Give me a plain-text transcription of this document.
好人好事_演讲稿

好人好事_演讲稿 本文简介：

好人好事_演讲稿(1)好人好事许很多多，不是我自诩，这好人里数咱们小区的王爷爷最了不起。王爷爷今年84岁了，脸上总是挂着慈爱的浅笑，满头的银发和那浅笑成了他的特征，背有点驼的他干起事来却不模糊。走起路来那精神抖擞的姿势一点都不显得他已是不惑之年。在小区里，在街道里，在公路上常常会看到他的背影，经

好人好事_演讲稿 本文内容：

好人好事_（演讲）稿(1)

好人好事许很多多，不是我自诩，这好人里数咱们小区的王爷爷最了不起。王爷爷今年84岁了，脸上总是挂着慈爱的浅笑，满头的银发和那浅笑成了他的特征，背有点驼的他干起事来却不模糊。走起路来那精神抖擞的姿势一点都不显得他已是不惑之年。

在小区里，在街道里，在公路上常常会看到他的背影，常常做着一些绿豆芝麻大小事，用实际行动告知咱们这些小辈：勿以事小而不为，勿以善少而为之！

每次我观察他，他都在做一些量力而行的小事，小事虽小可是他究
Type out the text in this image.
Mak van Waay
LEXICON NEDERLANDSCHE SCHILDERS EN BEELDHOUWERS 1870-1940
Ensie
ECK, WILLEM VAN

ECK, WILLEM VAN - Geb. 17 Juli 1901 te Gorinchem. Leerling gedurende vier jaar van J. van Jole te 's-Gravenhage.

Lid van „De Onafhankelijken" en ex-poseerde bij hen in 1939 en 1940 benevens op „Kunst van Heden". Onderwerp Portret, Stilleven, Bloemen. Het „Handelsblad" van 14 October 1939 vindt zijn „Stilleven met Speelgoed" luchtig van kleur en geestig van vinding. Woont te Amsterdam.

# # # #

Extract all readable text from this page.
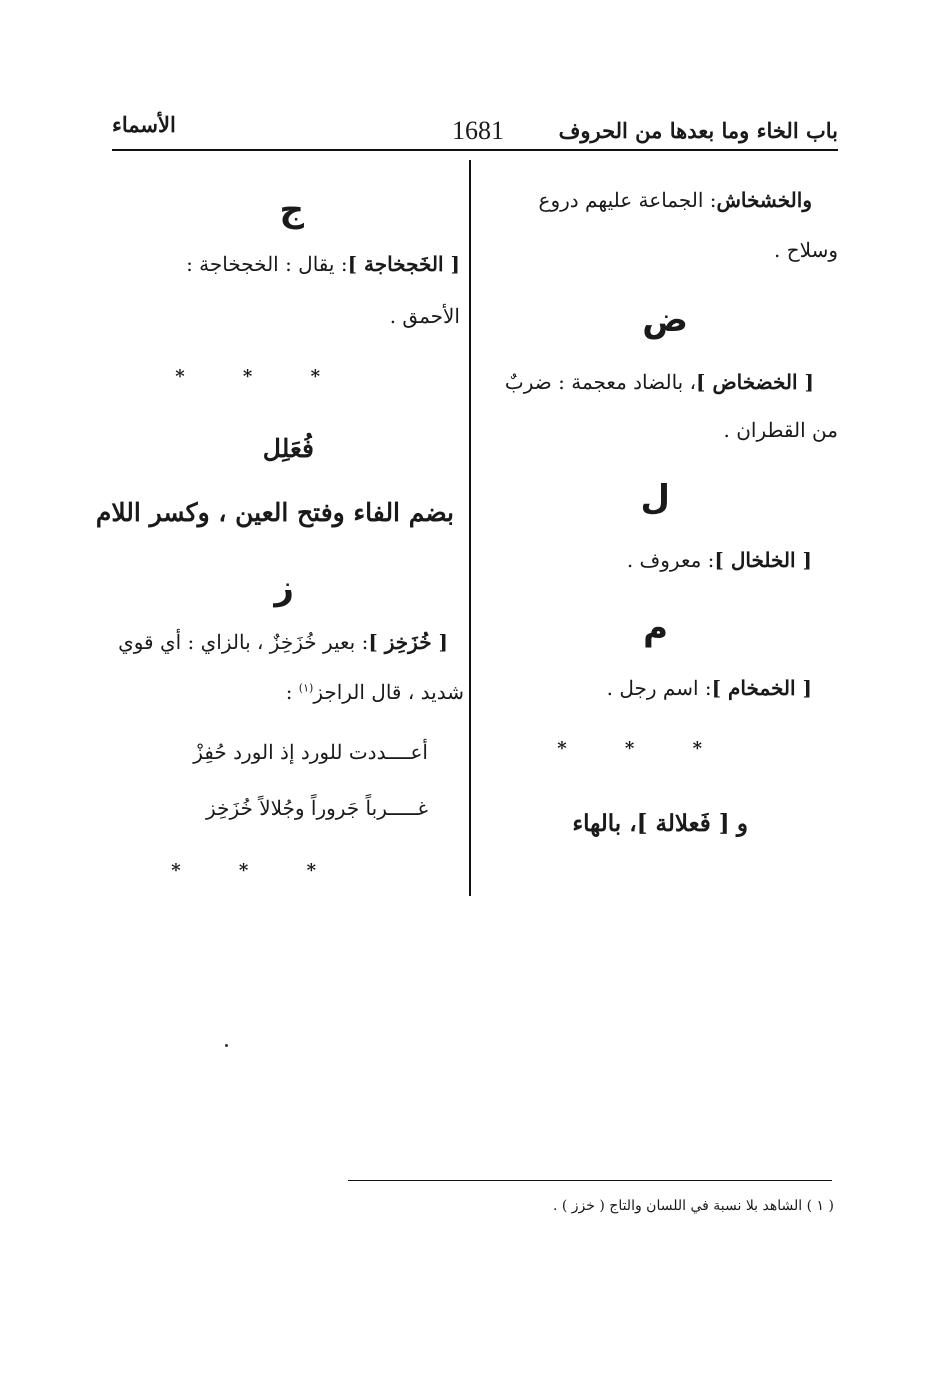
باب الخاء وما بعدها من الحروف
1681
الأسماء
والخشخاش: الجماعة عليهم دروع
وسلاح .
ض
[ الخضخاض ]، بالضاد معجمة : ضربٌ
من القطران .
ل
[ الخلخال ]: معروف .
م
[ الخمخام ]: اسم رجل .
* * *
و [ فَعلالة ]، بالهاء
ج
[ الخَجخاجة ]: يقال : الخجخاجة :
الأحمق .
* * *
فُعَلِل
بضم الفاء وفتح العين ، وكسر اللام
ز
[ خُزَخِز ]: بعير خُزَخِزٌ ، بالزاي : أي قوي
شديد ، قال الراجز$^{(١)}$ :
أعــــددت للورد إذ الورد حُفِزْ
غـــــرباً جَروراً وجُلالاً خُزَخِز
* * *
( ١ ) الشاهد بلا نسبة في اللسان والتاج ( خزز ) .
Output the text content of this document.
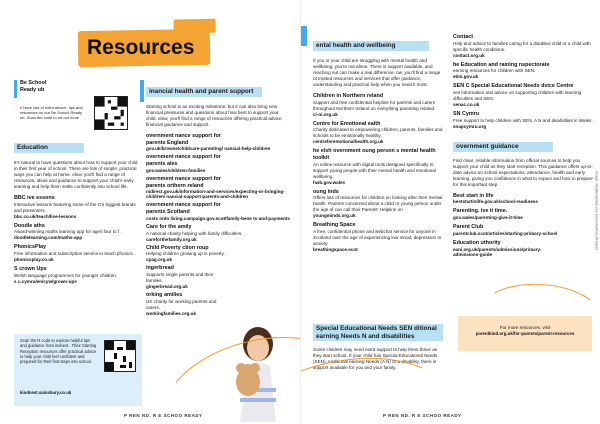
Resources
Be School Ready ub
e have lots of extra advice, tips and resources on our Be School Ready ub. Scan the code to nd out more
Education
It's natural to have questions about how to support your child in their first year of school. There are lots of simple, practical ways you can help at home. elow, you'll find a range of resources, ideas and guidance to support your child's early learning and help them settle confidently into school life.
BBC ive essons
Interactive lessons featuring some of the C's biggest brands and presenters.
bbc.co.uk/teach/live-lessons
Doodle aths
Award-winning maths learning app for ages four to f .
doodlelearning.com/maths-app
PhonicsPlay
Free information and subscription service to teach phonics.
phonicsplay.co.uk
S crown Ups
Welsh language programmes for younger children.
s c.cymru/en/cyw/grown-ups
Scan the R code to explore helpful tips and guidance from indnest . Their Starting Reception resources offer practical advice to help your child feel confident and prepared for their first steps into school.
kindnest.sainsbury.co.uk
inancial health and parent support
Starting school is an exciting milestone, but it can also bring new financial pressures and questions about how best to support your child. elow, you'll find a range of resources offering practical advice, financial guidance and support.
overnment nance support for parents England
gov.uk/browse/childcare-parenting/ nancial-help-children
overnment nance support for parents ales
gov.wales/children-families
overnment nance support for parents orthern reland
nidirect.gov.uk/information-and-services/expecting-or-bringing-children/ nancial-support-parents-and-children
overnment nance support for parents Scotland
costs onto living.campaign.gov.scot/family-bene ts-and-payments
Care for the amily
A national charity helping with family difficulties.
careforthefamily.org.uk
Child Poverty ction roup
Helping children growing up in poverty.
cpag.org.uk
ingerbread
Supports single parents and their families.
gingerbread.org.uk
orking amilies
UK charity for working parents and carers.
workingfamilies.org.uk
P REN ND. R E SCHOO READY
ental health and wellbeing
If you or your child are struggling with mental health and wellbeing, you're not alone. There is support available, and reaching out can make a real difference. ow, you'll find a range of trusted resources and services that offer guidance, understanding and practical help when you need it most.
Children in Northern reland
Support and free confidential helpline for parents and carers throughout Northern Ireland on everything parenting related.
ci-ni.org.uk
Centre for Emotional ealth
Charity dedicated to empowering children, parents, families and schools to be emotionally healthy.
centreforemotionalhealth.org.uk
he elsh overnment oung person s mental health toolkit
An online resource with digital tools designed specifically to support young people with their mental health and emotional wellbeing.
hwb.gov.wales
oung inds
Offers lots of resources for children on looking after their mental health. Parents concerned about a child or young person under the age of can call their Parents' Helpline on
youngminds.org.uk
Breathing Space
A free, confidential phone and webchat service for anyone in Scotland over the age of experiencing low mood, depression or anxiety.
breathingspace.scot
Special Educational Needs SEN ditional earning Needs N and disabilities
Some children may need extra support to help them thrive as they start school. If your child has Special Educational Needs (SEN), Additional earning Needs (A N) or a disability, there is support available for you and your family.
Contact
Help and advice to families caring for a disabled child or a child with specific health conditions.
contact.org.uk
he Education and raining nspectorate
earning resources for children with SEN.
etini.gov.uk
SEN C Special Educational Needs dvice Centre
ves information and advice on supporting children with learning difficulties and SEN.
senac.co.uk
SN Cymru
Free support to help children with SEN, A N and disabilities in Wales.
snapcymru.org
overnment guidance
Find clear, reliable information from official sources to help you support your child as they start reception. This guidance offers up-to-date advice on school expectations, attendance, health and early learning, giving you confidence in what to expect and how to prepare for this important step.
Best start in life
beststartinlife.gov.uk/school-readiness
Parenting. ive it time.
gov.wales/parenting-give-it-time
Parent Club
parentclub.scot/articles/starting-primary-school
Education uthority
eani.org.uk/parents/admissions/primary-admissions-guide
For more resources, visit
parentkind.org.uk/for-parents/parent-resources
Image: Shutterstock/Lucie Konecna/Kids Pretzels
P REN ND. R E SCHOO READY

# # # #

**GIVEN PROBLEM**
In the entries above, how many lines contain the word "lessons"? Answer with the number only.

**FINISHED ANSWER**
2